**** ESTRATTO DEL DOCUMENTO

“La vera domanda da porsi è se l’intelligenza artificiale debba avere gli stessi diritti che hanno i giornalisti e noi tutti: il diritto di leggere, il diritto di imparare, il diritto di usare le informazioni una volta conosciute”.
Propongo questo articolo di JEFF JARVIS la cui versione integrale in inglese si può leggere qui, che è il sunto della testimonianza alla sottocommissione del Senato Usa sull’intelligenza artificiale e il futuro del giornalismo di un uomo che è stato giornalista per cinquant’anni e professore di giornalismo negli ultimi diciotto.
Jarvis propone una reimmaginazione del diritto d’autore, di guardare all’AI come opportunità senza trascurare i rischi ma di sostenere tecnologia e informazione al fine di farle collaborare e di ricostruire il giornalismo.
“The Gutenberg Parenthesis: The Age of Print and its Lessons for the Age of the Internet” (Bloomsbury, 2023), il suo ultimo libro è il punto di partenza della riflessione, perché ci ricorda che la legge americana sul copyright del 1790 riguardava solo grafici, mappe e libri. “Il Post Office Act del 1792 – racconta – permise ai giornali di scambiarsi copie gratuitamente, consentendo ai giornalisti di copiare e ristampare gli articoli degli altri per creare una rete per le notizie”. E sottolinea che la storia insegna che ogni nuovo media ha dovuto subire accoglienze ostili come la radio. “Gli editori – racconta Jarvis -costrinsero le emittenti a firmare il Biltmore Agreement del 1933 minacciando di non stampare gli elenchi dei programmi”.

********

**BREVE ESERCIZIO:** Trascrivi fedelmente il passo dell'estratto sull'intelligenza artificiale e il giornalismo, da "Jarvis propone una" a "ricostruire il giornalismo.". Le voci costituiscono materiale a sé, distinto dall'estratto.

**** DATI FORNITI

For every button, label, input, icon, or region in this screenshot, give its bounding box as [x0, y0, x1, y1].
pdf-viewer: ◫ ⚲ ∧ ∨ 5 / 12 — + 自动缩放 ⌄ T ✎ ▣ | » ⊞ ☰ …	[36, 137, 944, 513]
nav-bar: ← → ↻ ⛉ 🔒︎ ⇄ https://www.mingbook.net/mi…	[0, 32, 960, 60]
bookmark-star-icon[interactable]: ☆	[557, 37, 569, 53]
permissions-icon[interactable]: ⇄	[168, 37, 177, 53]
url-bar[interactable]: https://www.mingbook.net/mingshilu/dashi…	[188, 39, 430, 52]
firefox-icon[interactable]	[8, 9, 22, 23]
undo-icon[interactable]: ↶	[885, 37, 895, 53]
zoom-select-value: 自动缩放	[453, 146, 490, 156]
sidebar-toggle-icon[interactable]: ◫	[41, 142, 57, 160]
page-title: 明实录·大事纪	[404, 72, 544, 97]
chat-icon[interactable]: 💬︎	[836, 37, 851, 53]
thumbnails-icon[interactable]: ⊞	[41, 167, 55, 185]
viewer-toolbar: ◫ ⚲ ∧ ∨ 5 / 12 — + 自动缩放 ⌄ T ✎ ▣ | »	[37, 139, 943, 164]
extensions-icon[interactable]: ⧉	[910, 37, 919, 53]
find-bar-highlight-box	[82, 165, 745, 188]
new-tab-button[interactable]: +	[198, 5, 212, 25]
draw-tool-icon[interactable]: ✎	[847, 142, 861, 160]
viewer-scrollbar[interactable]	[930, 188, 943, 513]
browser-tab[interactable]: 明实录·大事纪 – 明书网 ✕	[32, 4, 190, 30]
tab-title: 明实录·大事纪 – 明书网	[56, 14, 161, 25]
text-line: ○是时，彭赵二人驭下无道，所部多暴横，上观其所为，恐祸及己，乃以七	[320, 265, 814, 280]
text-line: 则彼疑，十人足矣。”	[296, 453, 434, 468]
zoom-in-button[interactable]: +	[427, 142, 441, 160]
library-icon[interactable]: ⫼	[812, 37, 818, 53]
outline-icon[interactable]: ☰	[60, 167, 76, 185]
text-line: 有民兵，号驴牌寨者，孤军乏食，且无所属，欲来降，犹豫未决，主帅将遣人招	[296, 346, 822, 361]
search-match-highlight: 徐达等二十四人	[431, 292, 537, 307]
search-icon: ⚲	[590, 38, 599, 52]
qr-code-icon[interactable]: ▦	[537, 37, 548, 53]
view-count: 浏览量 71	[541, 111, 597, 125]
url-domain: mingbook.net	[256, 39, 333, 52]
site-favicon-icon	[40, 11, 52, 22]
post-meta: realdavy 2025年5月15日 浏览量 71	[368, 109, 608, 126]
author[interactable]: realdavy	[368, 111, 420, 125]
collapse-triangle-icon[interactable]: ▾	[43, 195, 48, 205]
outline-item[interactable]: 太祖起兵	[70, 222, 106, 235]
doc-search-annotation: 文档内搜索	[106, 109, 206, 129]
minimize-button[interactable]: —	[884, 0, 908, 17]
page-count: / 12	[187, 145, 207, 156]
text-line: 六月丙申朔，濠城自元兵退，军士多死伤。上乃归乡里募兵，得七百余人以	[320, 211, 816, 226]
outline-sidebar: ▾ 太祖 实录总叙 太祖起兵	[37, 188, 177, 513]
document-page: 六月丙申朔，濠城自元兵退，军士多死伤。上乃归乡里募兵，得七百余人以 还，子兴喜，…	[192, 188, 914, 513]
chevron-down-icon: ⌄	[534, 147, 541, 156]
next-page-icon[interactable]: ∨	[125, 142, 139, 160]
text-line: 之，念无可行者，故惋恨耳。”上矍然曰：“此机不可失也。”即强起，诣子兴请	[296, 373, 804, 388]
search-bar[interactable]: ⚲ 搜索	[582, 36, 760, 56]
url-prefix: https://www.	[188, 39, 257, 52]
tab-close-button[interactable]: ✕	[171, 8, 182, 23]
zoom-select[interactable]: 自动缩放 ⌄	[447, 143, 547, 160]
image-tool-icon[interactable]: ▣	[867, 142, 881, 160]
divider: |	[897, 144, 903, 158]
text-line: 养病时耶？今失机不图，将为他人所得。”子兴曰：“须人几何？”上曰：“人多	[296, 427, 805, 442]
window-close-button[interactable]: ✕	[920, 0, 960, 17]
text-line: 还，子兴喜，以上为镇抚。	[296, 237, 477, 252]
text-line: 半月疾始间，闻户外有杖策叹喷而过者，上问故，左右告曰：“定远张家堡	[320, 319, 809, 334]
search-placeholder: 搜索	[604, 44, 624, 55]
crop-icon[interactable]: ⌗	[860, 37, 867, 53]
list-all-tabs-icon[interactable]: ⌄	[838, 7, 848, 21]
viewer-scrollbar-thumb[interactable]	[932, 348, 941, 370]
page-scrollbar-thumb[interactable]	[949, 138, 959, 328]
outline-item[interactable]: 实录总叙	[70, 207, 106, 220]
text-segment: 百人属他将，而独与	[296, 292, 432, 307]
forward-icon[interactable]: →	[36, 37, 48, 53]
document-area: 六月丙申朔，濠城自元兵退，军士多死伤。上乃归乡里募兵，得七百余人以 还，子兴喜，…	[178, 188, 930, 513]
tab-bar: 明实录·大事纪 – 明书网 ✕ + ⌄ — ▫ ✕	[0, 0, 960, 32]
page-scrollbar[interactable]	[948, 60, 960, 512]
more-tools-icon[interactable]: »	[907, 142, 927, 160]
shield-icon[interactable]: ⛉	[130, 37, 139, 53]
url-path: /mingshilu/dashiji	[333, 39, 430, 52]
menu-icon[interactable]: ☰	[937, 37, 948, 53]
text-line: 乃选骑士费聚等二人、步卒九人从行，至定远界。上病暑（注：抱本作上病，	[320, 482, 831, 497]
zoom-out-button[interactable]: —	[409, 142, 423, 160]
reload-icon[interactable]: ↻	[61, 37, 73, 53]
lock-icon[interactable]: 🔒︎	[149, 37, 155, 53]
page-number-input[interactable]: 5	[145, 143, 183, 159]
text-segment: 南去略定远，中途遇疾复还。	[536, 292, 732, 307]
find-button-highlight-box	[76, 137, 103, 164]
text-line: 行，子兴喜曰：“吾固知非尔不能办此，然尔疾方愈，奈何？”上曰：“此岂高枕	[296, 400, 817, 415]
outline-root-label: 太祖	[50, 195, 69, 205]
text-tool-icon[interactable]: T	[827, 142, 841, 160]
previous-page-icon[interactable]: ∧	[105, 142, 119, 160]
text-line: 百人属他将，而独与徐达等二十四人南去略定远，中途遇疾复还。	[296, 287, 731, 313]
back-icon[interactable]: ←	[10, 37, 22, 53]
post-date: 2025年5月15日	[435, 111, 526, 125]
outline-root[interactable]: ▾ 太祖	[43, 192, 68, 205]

********

**RISPOSTA:**
Jarvis propone una reimmaginazione del diritto d’autore, di guardare all’AI come opportunità senza trascurare i rischi ma di sostenere tecnologia e informazione al fine di farle collaborare e di ricostruire il giornalismo.